**What you need to do:**
Out of the lines below, please list those that hold the string "image".

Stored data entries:
## begin

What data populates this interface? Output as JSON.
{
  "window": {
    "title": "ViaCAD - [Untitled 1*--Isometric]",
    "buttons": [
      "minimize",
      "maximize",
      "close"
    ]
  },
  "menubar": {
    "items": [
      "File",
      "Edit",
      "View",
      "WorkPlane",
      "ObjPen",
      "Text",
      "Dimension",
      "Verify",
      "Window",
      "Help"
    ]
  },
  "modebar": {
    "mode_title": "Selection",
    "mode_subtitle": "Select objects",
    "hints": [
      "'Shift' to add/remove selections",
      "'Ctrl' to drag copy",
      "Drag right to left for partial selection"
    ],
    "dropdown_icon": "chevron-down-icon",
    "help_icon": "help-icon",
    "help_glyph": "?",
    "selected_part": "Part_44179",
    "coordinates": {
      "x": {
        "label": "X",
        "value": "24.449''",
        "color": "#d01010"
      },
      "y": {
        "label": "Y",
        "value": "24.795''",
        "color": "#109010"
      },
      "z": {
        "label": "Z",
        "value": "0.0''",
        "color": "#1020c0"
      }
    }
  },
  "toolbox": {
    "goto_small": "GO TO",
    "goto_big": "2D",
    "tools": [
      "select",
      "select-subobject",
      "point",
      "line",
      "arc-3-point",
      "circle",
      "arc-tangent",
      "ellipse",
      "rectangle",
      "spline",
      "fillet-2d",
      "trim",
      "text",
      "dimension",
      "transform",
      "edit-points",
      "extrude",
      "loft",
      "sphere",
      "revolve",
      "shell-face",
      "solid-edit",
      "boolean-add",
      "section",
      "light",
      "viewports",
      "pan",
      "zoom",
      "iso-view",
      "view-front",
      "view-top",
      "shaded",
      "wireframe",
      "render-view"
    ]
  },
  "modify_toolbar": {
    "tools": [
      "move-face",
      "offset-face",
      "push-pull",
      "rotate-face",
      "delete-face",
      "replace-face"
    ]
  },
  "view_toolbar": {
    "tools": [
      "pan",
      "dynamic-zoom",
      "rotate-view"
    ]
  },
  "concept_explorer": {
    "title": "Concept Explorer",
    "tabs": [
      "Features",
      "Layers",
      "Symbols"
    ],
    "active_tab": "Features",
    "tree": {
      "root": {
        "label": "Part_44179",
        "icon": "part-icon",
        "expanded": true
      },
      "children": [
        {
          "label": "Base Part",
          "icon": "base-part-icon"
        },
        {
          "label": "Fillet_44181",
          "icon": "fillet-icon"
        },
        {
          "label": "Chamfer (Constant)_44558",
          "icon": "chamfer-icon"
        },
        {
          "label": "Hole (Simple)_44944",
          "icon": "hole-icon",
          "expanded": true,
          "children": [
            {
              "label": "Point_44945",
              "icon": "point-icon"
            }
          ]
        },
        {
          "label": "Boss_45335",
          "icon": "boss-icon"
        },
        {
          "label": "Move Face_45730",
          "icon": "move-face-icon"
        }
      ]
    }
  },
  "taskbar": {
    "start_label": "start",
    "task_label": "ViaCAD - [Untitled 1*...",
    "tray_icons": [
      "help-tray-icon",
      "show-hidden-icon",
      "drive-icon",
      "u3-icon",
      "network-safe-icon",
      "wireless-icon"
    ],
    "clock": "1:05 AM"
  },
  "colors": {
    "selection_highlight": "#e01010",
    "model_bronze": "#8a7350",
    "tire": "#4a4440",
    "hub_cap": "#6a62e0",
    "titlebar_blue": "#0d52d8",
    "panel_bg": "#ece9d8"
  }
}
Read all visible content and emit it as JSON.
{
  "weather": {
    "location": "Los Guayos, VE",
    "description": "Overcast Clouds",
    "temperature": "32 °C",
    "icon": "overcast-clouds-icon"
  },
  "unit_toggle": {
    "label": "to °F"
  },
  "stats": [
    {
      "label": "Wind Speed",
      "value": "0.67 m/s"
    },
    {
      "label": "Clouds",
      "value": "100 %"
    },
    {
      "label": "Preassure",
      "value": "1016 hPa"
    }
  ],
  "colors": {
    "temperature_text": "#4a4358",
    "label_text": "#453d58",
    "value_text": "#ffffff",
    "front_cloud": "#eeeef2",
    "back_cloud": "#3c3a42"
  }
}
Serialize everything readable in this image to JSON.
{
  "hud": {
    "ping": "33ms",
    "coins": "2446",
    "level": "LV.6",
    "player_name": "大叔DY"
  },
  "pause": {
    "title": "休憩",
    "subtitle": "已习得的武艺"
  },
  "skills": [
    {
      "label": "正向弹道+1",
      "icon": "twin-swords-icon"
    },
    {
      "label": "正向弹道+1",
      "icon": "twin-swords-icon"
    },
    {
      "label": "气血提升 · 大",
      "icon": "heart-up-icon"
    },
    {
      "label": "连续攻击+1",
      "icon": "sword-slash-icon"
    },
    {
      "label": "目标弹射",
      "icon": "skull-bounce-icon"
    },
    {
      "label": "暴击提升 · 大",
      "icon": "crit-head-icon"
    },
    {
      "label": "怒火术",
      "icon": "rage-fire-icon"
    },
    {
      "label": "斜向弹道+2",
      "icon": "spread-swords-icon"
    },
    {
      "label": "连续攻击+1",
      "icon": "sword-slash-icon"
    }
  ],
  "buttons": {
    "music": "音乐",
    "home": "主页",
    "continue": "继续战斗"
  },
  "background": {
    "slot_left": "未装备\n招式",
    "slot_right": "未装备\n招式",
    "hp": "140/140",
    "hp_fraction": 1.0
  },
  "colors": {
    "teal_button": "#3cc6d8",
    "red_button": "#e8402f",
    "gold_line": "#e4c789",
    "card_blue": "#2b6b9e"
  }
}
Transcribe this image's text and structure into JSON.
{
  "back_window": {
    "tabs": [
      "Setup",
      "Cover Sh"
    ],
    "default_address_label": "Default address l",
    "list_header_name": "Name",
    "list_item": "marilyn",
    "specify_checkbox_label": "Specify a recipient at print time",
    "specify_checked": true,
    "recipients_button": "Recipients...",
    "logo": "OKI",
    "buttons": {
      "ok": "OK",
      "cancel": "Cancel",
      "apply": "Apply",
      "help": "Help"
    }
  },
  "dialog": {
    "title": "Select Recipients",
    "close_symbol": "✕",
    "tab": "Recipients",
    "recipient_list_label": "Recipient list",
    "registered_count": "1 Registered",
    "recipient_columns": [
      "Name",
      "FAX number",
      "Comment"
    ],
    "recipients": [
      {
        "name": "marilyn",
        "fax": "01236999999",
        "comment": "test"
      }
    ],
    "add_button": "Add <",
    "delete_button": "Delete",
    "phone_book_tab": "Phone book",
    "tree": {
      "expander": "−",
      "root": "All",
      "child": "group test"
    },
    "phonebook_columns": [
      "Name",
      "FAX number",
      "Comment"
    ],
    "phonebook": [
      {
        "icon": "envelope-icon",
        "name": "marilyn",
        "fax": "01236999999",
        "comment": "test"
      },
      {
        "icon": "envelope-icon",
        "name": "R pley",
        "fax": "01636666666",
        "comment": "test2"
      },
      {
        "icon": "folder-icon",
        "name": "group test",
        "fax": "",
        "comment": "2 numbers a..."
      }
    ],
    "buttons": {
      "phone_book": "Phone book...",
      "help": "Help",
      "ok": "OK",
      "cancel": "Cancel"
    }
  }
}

## end

**Task answer:**
Serialize everything readable in this image to JSON.
Transcribe this image's text and structure into JSON.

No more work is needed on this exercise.